### [WHAT THE TASK REQUIRES]
The entries below should be quoted exactly, with no pictures carried over.

── MATERIAL

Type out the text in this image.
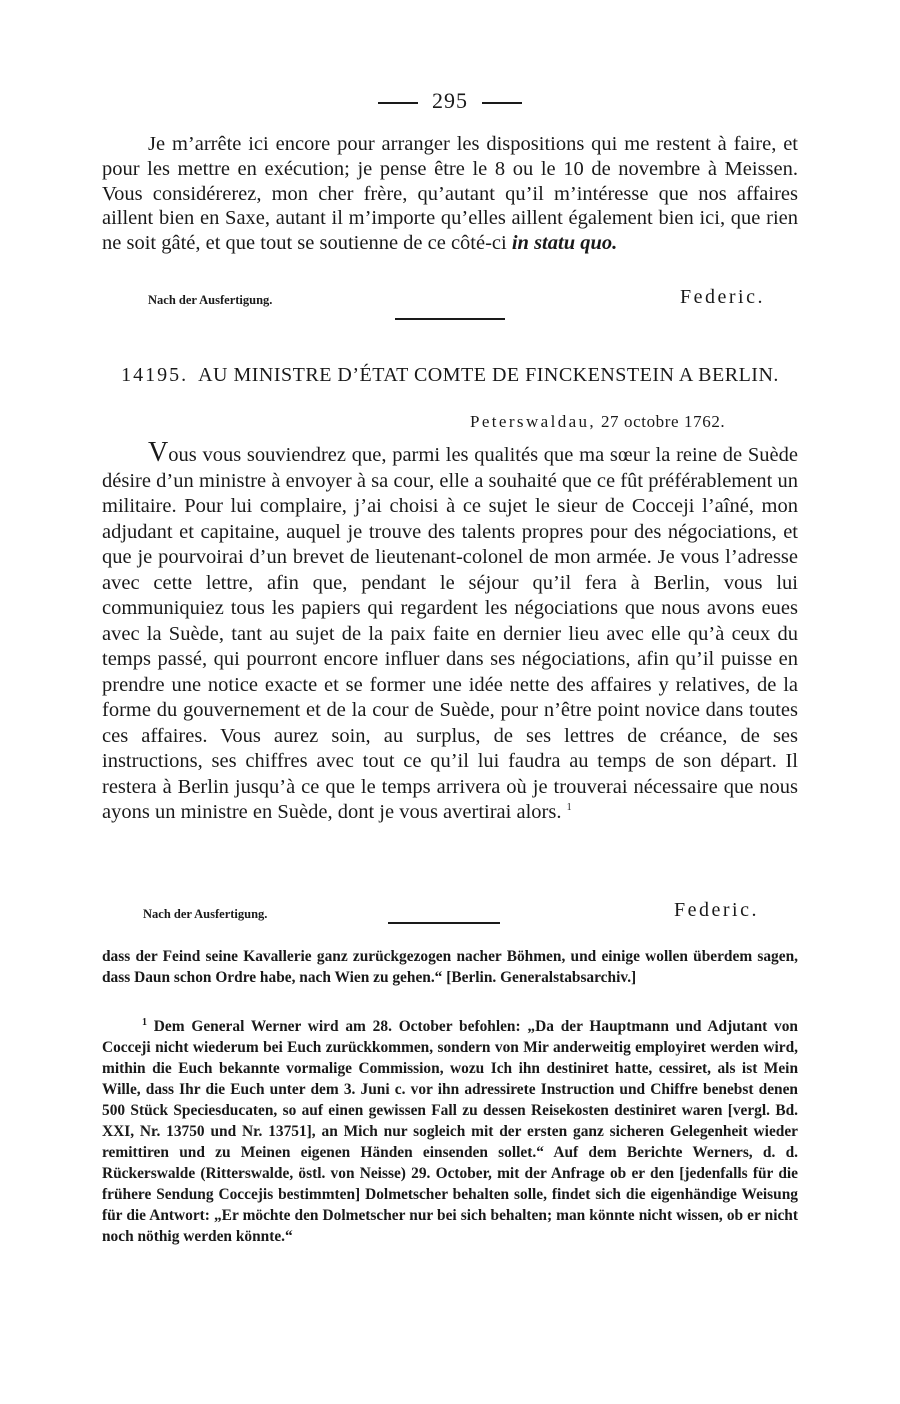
295
Je m’arrête ici encore pour arranger les dispositions qui me restent à faire, et pour les mettre en exécution; je pense être le 8 ou le 10 de novembre à Meissen. Vous considérerez, mon cher frère, qu’autant qu’il m’intéresse que nos affaires aillent bien en Saxe, autant il m’importe qu’elles aillent également bien ici, que rien ne soit gâté, et que tout se soutienne de ce côté-ci in statu quo.
Nach der Ausfertigung.	Federic.
14195. AU MINISTRE D’ÉTAT COMTE DE FINCKENSTEIN A BERLIN.
Peterswaldau, 27 octobre 1762.
Vous vous souviendrez que, parmi les qualités que ma sœur la reine de Suède désire d’un ministre à envoyer à sa cour, elle a souhaité que ce fût préférablement un militaire. Pour lui complaire, j’ai choisi à ce sujet le sieur de Cocceji l’aîné, mon adjudant et capitaine, auquel je trouve des talents propres pour des négociations, et que je pourvoirai d’un brevet de lieutenant-colonel de mon armée. Je vous l’adresse avec cette lettre, afin que, pendant le séjour qu’il fera à Berlin, vous lui communiquiez tous les papiers qui regardent les négociations que nous avons eues avec la Suède, tant au sujet de la paix faite en dernier lieu avec elle qu’à ceux du temps passé, qui pourront encore influer dans ses négociations, afin qu’il puisse en prendre une notice exacte et se former une idée nette des affaires y relatives, de la forme du gouvernement et de la cour de Suède, pour n’être point novice dans toutes ces affaires. Vous aurez soin, au surplus, de ses lettres de créance, de ses instructions, ses chiffres avec tout ce qu’il lui faudra au temps de son départ. Il restera à Berlin jusqu’à ce que le temps arrivera où je trouverai nécessaire que nous ayons un ministre en Suède, dont je vous avertirai alors. $^1$
Nach der Ausfertigung.	Federic.
dass der Feind seine Kavallerie ganz zurückgezogen nacher Böhmen, und einige wollen überdem sagen, dass Daun schon Ordre habe, nach Wien zu gehen.“ [Berlin. Generalstabsarchiv.]
$^1$ Dem General Werner wird am 28. October befohlen: „Da der Hauptmann und Adjutant von Cocceji nicht wiederum bei Euch zurückkommen, sondern von Mir anderweitig employiret werden wird, mithin die Euch bekannte vormalige Commission, wozu Ich ihn destiniret hatte, cessiret, als ist Mein Wille, dass Ihr die Euch unter dem 3. Juni c. vor ihn adressirete Instruction und Chiffre benebst denen 500 Stück Speciesducaten, so auf einen gewissen Fall zu dessen Reisekosten destiniret waren [vergl. Bd. XXI, Nr. 13750 und Nr. 13751], an Mich nur sogleich mit der ersten ganz sicheren Gelegenheit wieder remittiren und zu Meinen eigenen Händen einsenden sollet.“ Auf dem Berichte Werners, d. d. Rückerswalde (Ritterswalde, östl. von Neisse) 29. October, mit der Anfrage ob er den [jedenfalls für die frühere Sendung Coccejis bestimmten] Dolmetscher behalten solle, findet sich die eigenhändige Weisung für die Antwort: „Er möchte den Dolmetscher nur bei sich behalten; man könnte nicht wissen, ob er nicht noch nöthig werden könnte.“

────

### [OUTPUT OF THE TASK]
Type out the text in this image.
295
Je m’arrête ici encore pour arranger les dispositions qui me restent à faire, et pour les mettre en exécution; je pense être le 8 ou le 10 de novembre à Meissen. Vous considérerez, mon cher frère, qu’autant qu’il m’intéresse que nos affaires aillent bien en Saxe, autant il m’importe qu’elles aillent également bien ici, que rien ne soit gâté, et que tout se soutienne de ce côté-ci in statu quo.
Nach der Ausfertigung.	Federic.
14195. AU MINISTRE D’ÉTAT COMTE DE FINCKENSTEIN A BERLIN.
Peterswaldau, 27 octobre 1762.
Vous vous souviendrez que, parmi les qualités que ma sœur la reine de Suède désire d’un ministre à envoyer à sa cour, elle a souhaité que ce fût préférablement un militaire. Pour lui complaire, j’ai choisi à ce sujet le sieur de Cocceji l’aîné, mon adjudant et capitaine, auquel je trouve des talents propres pour des négociations, et que je pourvoirai d’un brevet de lieutenant-colonel de mon armée. Je vous l’adresse avec cette lettre, afin que, pendant le séjour qu’il fera à Berlin, vous lui communiquiez tous les papiers qui regardent les négociations que nous avons eues avec la Suède, tant au sujet de la paix faite en dernier lieu avec elle qu’à ceux du temps passé, qui pourront encore influer dans ses négociations, afin qu’il puisse en prendre une notice exacte et se former une idée nette des affaires y relatives, de la forme du gouvernement et de la cour de Suède, pour n’être point novice dans toutes ces affaires. Vous aurez soin, au surplus, de ses lettres de créance, de ses instructions, ses chiffres avec tout ce qu’il lui faudra au temps de son départ. Il restera à Berlin jusqu’à ce que le temps arrivera où je trouverai nécessaire que nous ayons un ministre en Suède, dont je vous avertirai alors. $^1$
Nach der Ausfertigung.	Federic.
dass der Feind seine Kavallerie ganz zurückgezogen nacher Böhmen, und einige wollen überdem sagen, dass Daun schon Ordre habe, nach Wien zu gehen.“ [Berlin. Generalstabsarchiv.]
$^1$ Dem General Werner wird am 28. October befohlen: „Da der Hauptmann und Adjutant von Cocceji nicht wiederum bei Euch zurückkommen, sondern von Mir anderweitig employiret werden wird, mithin die Euch bekannte vormalige Commission, wozu Ich ihn destiniret hatte, cessiret, als ist Mein Wille, dass Ihr die Euch unter dem 3. Juni c. vor ihn adressirete Instruction und Chiffre benebst denen 500 Stück Speciesducaten, so auf einen gewissen Fall zu dessen Reisekosten destiniret waren [vergl. Bd. XXI, Nr. 13750 und Nr. 13751], an Mich nur sogleich mit der ersten ganz sicheren Gelegenheit wieder remittiren und zu Meinen eigenen Händen einsenden sollet.“ Auf dem Berichte Werners, d. d. Rückerswalde (Ritterswalde, östl. von Neisse) 29. October, mit der Anfrage ob er den [jedenfalls für die frühere Sendung Coccejis bestimmten] Dolmetscher behalten solle, findet sich die eigenhändige Weisung für die Antwort: „Er möchte den Dolmetscher nur bei sich behalten; man könnte nicht wissen, ob er nicht noch nöthig werden könnte.“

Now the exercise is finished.